> [Assigned task]
How many lines of the entries below contain the string "this"? State the number alone.

[Stored dataset items]
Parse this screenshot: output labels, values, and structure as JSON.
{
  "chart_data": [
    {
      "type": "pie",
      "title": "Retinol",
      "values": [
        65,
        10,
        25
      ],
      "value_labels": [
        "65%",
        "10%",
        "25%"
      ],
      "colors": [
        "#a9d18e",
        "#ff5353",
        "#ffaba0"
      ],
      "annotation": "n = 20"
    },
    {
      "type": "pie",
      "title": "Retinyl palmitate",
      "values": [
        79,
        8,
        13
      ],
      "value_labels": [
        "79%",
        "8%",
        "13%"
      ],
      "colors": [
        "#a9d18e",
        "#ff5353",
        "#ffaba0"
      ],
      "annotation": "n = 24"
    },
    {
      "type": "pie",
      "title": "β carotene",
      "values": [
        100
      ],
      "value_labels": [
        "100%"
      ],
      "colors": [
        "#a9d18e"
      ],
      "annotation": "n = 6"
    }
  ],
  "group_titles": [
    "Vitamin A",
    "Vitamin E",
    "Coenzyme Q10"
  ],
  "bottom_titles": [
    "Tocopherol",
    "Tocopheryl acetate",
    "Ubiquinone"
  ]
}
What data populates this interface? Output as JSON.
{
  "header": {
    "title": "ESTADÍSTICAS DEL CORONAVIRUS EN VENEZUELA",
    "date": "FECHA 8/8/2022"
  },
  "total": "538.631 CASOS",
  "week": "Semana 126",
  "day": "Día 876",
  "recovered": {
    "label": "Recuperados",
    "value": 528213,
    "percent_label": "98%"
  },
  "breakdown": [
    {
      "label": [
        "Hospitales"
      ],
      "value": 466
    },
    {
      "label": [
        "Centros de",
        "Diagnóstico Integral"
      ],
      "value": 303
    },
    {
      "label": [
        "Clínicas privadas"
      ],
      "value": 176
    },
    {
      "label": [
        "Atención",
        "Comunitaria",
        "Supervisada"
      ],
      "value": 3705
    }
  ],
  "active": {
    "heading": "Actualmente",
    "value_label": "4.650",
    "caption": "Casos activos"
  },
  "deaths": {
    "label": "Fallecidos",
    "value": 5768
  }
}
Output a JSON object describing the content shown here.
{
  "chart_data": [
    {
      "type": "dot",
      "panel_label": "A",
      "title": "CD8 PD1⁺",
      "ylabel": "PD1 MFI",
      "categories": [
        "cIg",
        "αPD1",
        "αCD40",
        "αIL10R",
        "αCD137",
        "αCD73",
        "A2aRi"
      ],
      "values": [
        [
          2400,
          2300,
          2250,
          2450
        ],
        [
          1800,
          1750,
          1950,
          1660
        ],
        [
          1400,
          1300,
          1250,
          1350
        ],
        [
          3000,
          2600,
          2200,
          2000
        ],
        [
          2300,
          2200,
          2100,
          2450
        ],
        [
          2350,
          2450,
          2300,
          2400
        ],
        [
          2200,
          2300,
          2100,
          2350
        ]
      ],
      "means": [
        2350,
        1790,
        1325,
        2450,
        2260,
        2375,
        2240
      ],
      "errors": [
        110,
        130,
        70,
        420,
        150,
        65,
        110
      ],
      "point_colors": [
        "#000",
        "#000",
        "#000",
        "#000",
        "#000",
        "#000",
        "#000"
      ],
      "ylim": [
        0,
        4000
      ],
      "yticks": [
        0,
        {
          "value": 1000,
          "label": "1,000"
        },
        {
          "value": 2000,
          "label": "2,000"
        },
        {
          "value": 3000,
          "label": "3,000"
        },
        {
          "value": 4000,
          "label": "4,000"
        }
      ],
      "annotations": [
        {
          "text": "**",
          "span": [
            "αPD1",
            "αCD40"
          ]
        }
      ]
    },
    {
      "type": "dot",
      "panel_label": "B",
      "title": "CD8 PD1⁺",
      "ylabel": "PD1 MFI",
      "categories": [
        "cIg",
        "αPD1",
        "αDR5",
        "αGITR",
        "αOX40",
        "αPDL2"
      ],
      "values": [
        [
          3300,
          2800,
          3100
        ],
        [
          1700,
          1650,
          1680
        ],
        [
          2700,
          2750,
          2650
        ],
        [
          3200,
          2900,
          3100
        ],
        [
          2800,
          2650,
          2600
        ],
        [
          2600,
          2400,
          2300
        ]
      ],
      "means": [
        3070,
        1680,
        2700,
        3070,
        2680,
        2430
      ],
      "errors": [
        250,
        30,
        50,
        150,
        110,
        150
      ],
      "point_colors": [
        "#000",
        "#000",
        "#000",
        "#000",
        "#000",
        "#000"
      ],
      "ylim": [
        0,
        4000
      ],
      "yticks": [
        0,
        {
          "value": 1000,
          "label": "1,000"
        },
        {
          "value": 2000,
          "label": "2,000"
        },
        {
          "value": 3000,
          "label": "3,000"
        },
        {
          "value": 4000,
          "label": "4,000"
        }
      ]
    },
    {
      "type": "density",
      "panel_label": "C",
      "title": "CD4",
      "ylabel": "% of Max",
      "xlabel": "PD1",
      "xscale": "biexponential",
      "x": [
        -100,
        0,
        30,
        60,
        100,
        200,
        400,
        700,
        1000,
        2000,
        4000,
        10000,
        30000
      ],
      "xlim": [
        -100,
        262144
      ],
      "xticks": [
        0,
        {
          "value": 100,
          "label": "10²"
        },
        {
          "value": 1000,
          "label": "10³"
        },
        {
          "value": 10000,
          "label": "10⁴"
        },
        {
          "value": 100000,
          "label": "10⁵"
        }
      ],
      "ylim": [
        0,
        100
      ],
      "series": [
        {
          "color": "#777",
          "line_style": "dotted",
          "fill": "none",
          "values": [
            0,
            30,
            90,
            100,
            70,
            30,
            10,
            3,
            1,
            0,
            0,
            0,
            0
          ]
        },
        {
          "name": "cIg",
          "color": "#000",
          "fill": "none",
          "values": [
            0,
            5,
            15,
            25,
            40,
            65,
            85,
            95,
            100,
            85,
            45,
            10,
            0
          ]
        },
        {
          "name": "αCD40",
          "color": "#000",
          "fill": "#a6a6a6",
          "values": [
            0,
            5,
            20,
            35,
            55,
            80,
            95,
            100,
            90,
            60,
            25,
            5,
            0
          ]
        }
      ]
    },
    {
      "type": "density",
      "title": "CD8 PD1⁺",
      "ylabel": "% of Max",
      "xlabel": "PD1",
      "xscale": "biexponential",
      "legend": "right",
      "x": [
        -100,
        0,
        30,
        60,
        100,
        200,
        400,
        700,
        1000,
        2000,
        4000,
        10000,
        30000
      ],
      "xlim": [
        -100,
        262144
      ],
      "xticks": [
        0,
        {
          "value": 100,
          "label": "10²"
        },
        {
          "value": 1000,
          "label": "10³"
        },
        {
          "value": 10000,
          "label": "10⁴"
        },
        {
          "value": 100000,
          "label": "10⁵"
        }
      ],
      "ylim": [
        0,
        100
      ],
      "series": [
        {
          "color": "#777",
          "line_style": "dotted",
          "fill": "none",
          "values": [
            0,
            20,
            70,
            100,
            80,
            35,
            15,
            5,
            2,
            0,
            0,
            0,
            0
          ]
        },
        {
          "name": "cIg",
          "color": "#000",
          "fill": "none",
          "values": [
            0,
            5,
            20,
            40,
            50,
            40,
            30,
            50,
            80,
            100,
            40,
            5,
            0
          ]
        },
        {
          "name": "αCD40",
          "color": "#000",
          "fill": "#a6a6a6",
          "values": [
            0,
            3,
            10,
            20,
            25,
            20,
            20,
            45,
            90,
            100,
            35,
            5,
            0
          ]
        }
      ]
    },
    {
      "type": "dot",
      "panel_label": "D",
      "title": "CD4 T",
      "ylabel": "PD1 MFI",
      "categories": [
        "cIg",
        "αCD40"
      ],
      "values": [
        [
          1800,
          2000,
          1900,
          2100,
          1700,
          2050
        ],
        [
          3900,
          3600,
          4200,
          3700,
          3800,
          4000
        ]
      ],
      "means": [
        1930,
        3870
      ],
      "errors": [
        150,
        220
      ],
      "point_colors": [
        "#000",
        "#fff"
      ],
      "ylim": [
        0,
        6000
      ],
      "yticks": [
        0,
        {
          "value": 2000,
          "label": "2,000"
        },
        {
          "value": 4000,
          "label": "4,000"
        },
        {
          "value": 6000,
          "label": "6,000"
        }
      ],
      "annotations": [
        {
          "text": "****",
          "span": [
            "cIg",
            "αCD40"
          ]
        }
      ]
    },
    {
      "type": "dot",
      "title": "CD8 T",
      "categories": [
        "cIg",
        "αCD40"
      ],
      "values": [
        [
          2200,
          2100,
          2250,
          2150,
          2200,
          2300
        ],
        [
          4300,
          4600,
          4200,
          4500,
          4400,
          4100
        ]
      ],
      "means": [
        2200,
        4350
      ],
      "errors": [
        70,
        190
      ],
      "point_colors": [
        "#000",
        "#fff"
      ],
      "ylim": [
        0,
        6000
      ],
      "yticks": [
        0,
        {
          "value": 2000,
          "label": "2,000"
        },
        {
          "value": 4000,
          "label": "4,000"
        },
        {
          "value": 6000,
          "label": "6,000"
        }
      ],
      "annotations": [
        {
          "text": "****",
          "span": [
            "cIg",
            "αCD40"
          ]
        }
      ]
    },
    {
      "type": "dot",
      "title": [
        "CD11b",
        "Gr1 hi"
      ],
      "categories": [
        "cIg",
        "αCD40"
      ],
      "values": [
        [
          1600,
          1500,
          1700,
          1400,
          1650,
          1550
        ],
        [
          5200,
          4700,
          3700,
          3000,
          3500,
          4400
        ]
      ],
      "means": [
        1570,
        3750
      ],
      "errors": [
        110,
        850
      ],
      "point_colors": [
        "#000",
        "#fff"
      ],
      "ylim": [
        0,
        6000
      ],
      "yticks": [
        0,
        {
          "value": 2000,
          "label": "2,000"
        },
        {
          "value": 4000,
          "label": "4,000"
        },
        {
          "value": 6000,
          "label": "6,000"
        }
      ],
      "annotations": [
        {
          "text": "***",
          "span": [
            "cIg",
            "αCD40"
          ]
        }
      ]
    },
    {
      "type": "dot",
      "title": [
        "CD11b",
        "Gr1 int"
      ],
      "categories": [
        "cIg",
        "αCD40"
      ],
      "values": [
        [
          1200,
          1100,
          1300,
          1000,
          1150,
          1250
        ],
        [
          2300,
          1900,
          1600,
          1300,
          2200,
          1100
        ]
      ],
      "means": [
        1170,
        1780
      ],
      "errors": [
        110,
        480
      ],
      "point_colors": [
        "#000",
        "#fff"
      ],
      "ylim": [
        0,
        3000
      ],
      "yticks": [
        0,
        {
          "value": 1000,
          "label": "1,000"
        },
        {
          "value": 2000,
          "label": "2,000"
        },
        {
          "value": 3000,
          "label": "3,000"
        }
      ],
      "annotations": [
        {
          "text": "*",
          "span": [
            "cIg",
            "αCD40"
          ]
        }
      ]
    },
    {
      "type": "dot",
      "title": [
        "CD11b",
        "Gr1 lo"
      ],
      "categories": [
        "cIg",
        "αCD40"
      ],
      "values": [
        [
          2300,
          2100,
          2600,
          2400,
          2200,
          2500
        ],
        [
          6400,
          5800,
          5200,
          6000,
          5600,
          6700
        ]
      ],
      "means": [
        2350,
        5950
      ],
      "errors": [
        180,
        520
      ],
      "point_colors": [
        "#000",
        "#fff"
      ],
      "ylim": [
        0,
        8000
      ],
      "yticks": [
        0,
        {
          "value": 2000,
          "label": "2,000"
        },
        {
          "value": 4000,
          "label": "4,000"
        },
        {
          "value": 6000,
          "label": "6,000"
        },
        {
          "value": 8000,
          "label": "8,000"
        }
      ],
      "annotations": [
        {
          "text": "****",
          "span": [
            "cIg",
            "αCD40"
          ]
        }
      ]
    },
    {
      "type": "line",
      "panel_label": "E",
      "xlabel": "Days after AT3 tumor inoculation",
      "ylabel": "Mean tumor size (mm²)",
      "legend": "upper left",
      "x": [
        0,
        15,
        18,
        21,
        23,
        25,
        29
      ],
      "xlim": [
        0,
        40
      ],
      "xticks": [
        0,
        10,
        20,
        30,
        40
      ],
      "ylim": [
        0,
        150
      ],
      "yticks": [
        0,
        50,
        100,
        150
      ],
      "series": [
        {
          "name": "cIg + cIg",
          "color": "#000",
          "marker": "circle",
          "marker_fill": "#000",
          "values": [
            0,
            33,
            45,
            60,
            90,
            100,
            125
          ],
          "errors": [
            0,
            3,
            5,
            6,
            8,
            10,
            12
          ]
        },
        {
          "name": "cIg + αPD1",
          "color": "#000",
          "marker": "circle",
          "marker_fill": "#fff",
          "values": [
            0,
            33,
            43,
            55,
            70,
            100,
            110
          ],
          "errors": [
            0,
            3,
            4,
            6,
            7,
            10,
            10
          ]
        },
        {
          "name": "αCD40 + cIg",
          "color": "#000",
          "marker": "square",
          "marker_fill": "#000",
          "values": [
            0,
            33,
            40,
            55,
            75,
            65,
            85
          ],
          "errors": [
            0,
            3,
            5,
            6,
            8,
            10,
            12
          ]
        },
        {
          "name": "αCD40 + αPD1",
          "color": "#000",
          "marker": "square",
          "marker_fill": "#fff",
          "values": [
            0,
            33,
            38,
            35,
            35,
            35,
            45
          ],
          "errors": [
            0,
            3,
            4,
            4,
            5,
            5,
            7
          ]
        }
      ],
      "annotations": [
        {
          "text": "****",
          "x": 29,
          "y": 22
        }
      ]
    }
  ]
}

> [Output below]
2